The request | The entries are to be returned exactly, with images left out.

Data in this exercise |
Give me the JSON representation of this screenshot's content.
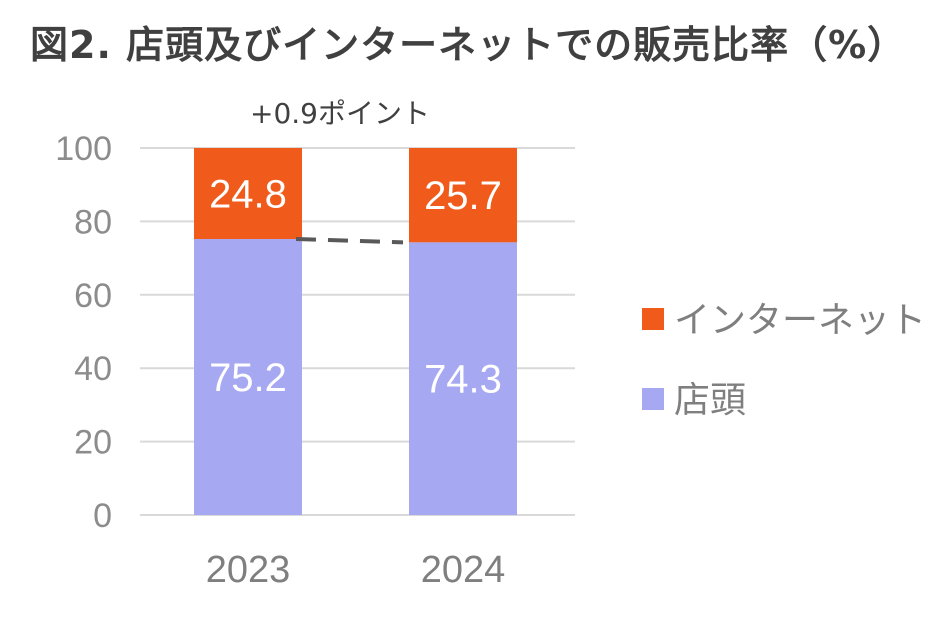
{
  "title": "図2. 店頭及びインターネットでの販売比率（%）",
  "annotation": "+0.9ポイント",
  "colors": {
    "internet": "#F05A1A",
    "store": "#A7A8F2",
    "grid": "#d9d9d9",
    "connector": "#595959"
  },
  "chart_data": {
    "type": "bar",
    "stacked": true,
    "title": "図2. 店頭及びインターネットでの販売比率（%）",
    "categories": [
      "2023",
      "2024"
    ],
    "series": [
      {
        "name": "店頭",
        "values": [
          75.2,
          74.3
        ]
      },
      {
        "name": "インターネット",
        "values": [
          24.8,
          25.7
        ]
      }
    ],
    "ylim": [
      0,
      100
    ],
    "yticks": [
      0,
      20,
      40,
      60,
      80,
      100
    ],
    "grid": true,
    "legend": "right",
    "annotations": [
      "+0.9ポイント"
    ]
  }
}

Correct result |
Give me the JSON representation of this screenshot's content.
{
  "title": "図2. 店頭及びインターネットでの販売比率（%）",
  "annotation": "+0.9ポイント",
  "colors": {
    "internet": "#F05A1A",
    "store": "#A7A8F2",
    "grid": "#d9d9d9",
    "connector": "#595959"
  },
  "chart_data": {
    "type": "bar",
    "stacked": true,
    "title": "図2. 店頭及びインターネットでの販売比率（%）",
    "categories": [
      "2023",
      "2024"
    ],
    "series": [
      {
        "name": "店頭",
        "values": [
          75.2,
          74.3
        ]
      },
      {
        "name": "インターネット",
        "values": [
          24.8,
          25.7
        ]
      }
    ],
    "ylim": [
      0,
      100
    ],
    "yticks": [
      0,
      20,
      40,
      60,
      80,
      100
    ],
    "grid": true,
    "legend": "right",
    "annotations": [
      "+0.9ポイント"
    ]
  }
}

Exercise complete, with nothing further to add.